## Page text
+-------+
Sinner: Sacrifice For Redemption Review – The First Supper

Truth be told, I’ve fallen out of love with Dark Souls.

It’s not that the series is bad, but I’ve grown a more tired look to the series, to the point where I think the second in the series might actually be the best out of all three. Dark Souls III has the chutzpah to be the greatest, but its only perfected element was the PvP, which I’m not a huge fan of. Another problem comes from the fact that there’s all these imitators fail to grasp what made Dark Souls so great, and here’s Sinner to try and remedy that problem.

This is the debut title from studio Darkstar Games, and that’s all you’re getting in terms of information about them. Details on who they are and what they’ve done are harder to come by than reasons to eat candy corn, so instead, let’s focus on the publisher, Another Indie, an Asian-based company. Recently, they’ve been responsible for bringing us titles like the mismatched Anima: Gate of Memories, the surprisingly fun-filled Ziggurat, and the wonky but lovable Heart & Slash. Expectations are high, I can assure you.

The player character of Sinner prepares to fight Faiz Tilus.

You play as Adam, a man with a clouded past. If not for narrative payoff, then it’s because the game has nothing to add to the world as is. The kingdom of Cavania lies in ruin, and you must fight eight bosses, with seven relating to Deadly Sins, in order to… I think return it to normal, but let’s face it, it’s a Souls-clone, the only thing we’re going to do is make the world deader than what it already is.
+-------+
## Records shown
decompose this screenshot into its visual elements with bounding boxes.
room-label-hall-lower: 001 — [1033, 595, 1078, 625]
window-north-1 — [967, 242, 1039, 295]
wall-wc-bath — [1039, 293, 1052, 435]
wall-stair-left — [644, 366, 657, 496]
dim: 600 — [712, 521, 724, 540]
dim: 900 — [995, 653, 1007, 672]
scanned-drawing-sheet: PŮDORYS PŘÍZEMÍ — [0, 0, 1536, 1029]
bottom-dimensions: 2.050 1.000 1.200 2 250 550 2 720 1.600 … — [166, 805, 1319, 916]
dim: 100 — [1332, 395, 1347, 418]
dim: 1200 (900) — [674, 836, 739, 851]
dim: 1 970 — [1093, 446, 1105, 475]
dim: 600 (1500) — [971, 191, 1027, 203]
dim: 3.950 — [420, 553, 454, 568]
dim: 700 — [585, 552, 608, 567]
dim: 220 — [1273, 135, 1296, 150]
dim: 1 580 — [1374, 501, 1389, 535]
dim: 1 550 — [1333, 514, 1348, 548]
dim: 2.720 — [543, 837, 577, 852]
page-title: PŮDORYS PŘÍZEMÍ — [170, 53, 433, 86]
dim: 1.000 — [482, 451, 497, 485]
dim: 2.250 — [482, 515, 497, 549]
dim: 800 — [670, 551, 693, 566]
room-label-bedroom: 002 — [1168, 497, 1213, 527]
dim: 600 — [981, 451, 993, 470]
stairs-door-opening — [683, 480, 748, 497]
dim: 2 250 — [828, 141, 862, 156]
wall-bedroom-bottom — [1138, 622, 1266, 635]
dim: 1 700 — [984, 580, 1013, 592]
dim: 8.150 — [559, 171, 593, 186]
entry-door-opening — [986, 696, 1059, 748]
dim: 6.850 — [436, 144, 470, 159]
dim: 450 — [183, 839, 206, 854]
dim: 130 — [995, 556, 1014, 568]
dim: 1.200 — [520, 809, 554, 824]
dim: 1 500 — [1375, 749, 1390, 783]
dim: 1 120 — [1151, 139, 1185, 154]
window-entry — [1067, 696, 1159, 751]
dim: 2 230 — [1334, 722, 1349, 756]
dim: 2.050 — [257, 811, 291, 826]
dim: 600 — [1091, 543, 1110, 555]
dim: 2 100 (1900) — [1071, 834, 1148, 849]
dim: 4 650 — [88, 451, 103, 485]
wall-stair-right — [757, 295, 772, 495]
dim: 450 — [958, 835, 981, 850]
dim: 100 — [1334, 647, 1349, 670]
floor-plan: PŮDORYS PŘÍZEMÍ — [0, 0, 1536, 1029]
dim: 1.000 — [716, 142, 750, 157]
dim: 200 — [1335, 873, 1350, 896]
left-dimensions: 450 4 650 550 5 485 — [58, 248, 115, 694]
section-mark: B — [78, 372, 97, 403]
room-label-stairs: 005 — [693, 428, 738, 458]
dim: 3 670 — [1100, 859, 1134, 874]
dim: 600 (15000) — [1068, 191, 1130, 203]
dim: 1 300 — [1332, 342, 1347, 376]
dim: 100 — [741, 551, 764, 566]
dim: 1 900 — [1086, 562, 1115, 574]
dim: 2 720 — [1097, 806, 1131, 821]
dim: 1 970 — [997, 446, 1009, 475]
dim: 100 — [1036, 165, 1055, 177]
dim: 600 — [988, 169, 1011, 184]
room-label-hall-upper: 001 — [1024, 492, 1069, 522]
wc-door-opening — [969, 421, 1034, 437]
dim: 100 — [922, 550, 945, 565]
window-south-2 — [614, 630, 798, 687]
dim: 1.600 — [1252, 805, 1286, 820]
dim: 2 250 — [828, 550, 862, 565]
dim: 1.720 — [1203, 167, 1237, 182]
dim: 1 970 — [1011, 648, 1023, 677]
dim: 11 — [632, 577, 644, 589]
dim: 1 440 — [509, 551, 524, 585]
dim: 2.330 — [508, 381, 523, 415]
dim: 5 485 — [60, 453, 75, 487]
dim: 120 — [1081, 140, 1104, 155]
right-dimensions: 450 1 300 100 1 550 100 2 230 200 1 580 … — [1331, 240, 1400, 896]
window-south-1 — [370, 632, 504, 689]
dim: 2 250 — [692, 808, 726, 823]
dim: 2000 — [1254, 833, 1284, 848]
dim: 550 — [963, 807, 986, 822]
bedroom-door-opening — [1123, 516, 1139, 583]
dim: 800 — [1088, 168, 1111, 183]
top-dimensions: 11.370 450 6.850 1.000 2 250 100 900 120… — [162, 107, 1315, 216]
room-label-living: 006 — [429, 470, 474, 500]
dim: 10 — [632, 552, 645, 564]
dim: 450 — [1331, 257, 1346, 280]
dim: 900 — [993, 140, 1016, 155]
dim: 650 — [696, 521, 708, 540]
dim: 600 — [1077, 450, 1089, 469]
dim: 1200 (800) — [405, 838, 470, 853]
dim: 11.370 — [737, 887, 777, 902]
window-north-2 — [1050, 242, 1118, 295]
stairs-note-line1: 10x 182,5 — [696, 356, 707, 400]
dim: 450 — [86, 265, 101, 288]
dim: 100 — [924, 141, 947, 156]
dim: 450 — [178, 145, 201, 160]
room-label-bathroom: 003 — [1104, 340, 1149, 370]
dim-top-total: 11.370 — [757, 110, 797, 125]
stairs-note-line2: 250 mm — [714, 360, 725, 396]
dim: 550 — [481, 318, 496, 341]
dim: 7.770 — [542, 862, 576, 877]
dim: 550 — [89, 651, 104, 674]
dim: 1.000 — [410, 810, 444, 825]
+-------+
## Activities
- A) Copy the Sinner review from "It’s not that" up to and including "remedy that problem.".
- B) Summarize the Sinner review in two sentences.
The entries come from a source separate from the Sinner review.

## Solutions
- A)
It’s not that the series is bad, but I’ve grown a more tired look to the series, to the point where I think the second in the series might actually be the best out of all three. Dark Souls III has the chutzpah to be the greatest, but its only perfected element was the PvP, which I’m not a huge fan of. Another problem comes from the fact that there’s all these imitators fail to grasp what made Dark Souls so great, and here’s Sinner to try and remedy that problem.

- B) The reviewer has grown tired of Dark Souls and says its many imitators fail to grasp what made it great, a problem Sinner tries to remedy. Sinner is the debut title from Darkstar Games, published by Another Indie, and casts the player as Adam, who must fight eight bosses, seven of them tied to Deadly Sins, in the ruined kingdom of Cavania.